Dataset entries:
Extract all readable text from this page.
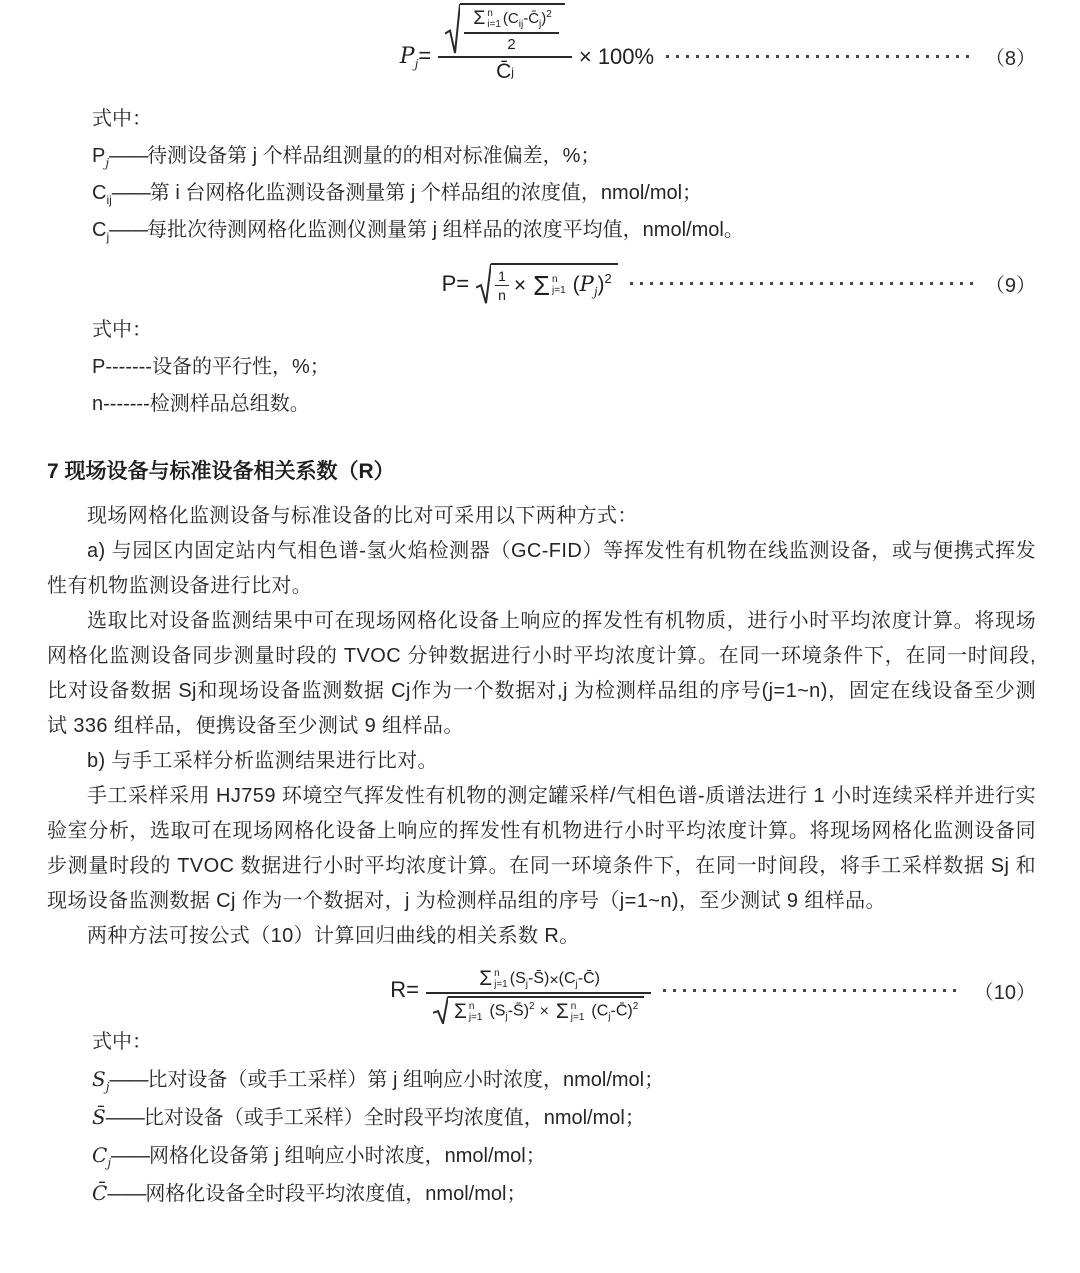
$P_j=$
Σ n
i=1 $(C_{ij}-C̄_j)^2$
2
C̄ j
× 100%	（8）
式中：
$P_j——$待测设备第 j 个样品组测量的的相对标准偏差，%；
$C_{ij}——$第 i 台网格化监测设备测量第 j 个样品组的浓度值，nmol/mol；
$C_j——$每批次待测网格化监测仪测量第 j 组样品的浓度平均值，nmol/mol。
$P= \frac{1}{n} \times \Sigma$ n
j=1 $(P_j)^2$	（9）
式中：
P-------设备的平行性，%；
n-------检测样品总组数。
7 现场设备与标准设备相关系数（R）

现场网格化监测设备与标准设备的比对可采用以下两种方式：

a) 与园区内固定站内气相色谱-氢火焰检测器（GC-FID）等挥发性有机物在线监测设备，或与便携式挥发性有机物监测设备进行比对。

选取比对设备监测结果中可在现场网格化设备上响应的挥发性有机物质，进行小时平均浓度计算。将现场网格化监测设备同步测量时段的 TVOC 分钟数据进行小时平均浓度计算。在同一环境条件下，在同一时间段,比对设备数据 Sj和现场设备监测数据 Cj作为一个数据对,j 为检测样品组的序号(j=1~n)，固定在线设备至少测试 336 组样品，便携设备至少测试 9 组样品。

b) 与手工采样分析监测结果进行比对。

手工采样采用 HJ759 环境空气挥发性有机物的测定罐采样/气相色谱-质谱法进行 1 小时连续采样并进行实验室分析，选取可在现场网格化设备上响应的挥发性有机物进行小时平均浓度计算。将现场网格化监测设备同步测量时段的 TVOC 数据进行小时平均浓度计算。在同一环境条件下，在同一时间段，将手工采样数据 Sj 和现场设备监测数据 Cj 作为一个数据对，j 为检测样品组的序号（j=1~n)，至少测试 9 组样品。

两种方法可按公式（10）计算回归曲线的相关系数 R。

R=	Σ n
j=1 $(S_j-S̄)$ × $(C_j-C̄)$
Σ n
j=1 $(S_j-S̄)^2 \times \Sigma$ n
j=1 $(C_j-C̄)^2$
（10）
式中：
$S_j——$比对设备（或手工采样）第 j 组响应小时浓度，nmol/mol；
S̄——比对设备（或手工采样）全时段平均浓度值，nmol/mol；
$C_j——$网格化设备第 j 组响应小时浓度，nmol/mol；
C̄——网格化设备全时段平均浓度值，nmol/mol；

■ **WHAT YOU ARE ASKED TO DO**
Pictures in the records should not appear in your copy, but everything else must be transcribed exactly.

■ **OUTPUT OF THE TASK**
Extract all readable text from this page.
$P_j=$
Σ n
i=1 $(C_{ij}-C̄_j)^2$
2
C̄ j
× 100%	（8）
式中：
$P_j——$待测设备第 j 个样品组测量的的相对标准偏差，%；
$C_{ij}——$第 i 台网格化监测设备测量第 j 个样品组的浓度值，nmol/mol；
$C_j——$每批次待测网格化监测仪测量第 j 组样品的浓度平均值，nmol/mol。
$P= \frac{1}{n} \times \Sigma$ n
j=1 $(P_j)^2$	（9）
式中：
P-------设备的平行性，%；
n-------检测样品总组数。
7 现场设备与标准设备相关系数（R）

现场网格化监测设备与标准设备的比对可采用以下两种方式：

a) 与园区内固定站内气相色谱-氢火焰检测器（GC-FID）等挥发性有机物在线监测设备，或与便携式挥发性有机物监测设备进行比对。

选取比对设备监测结果中可在现场网格化设备上响应的挥发性有机物质，进行小时平均浓度计算。将现场网格化监测设备同步测量时段的 TVOC 分钟数据进行小时平均浓度计算。在同一环境条件下，在同一时间段,比对设备数据 Sj和现场设备监测数据 Cj作为一个数据对,j 为检测样品组的序号(j=1~n)，固定在线设备至少测试 336 组样品，便携设备至少测试 9 组样品。

b) 与手工采样分析监测结果进行比对。

手工采样采用 HJ759 环境空气挥发性有机物的测定罐采样/气相色谱-质谱法进行 1 小时连续采样并进行实验室分析，选取可在现场网格化设备上响应的挥发性有机物进行小时平均浓度计算。将现场网格化监测设备同步测量时段的 TVOC 数据进行小时平均浓度计算。在同一环境条件下，在同一时间段，将手工采样数据 Sj 和现场设备监测数据 Cj 作为一个数据对，j 为检测样品组的序号（j=1~n)，至少测试 9 组样品。

两种方法可按公式（10）计算回归曲线的相关系数 R。

R=	Σ n
j=1 $(S_j-S̄)$ × $(C_j-C̄)$
Σ n
j=1 $(S_j-S̄)^2 \times \Sigma$ n
j=1 $(C_j-C̄)^2$
（10）
式中：
$S_j——$比对设备（或手工采样）第 j 组响应小时浓度，nmol/mol；
S̄——比对设备（或手工采样）全时段平均浓度值，nmol/mol；
$C_j——$网格化设备第 j 组响应小时浓度，nmol/mol；
C̄——网格化设备全时段平均浓度值，nmol/mol；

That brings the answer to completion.